● Work to be completed:
Show each line of the data below that has the string "time" in it.
BEGIN Materials provided
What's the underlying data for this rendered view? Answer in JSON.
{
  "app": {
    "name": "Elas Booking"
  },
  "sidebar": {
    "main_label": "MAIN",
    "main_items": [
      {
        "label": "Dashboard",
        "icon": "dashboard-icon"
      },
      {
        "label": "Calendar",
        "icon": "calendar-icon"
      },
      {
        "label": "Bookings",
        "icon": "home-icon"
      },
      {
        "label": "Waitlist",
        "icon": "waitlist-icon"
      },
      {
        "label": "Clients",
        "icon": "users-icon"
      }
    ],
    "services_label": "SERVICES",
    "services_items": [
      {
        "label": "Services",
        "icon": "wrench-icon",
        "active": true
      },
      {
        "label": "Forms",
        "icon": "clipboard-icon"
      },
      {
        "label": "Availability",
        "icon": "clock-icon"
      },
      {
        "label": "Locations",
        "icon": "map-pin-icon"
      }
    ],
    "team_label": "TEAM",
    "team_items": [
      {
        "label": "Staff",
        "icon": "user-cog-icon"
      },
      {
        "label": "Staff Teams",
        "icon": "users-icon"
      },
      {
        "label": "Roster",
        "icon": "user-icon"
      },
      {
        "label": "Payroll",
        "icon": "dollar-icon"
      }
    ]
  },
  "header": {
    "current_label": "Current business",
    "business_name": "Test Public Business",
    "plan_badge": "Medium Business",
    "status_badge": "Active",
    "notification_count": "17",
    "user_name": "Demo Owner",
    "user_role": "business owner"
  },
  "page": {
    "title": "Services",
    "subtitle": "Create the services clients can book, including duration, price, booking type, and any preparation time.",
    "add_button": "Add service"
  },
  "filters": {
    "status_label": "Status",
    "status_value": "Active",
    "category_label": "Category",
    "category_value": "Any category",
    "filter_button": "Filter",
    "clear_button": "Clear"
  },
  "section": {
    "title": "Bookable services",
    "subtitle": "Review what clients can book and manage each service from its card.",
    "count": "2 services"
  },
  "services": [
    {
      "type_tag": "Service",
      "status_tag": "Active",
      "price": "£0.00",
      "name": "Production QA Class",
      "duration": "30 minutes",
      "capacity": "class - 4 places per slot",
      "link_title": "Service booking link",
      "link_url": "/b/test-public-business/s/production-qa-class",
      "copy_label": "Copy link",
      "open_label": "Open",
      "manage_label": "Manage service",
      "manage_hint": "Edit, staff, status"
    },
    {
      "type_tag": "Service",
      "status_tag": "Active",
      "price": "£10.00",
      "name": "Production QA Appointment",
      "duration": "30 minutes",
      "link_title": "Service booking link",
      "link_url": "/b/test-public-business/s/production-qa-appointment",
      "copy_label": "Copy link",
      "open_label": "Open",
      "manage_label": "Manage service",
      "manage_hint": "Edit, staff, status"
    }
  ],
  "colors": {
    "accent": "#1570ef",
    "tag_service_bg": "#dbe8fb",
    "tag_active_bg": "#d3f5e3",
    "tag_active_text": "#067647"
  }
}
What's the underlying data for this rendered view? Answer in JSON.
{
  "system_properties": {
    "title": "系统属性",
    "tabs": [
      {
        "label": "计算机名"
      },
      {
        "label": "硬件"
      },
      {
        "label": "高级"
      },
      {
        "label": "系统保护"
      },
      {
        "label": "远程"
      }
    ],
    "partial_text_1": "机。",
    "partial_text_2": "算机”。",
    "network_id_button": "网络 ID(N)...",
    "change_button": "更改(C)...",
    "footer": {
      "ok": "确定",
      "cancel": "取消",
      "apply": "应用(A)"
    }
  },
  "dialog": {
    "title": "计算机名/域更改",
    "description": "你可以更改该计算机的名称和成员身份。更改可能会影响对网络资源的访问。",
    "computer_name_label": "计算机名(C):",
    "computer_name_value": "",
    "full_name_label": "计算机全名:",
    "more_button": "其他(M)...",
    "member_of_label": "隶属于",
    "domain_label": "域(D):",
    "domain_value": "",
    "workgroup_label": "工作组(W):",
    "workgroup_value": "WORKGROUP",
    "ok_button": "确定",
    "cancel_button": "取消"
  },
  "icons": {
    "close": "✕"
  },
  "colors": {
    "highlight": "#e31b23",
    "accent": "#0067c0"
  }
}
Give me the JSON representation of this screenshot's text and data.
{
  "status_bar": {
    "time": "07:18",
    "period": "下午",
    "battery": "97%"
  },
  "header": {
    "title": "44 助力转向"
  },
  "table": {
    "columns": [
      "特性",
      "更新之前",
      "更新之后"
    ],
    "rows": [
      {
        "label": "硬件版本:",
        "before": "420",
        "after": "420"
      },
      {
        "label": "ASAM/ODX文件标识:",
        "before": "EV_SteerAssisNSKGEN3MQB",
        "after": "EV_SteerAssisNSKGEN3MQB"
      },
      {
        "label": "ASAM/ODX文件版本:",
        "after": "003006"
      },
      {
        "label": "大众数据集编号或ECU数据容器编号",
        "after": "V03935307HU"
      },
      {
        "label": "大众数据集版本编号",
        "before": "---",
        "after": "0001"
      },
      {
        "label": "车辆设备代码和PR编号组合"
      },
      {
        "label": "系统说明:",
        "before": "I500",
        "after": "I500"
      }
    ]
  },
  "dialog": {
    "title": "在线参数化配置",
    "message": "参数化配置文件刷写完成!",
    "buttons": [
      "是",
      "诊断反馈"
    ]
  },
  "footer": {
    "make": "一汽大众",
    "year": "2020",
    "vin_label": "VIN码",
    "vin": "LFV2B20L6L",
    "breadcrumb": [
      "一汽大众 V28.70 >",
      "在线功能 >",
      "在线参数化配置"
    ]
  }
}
END Materials provided
● The output:
    "subtitle": "Create the services clients can book, including duration, price, booking type, and any preparation time.",
    "time": "07:18",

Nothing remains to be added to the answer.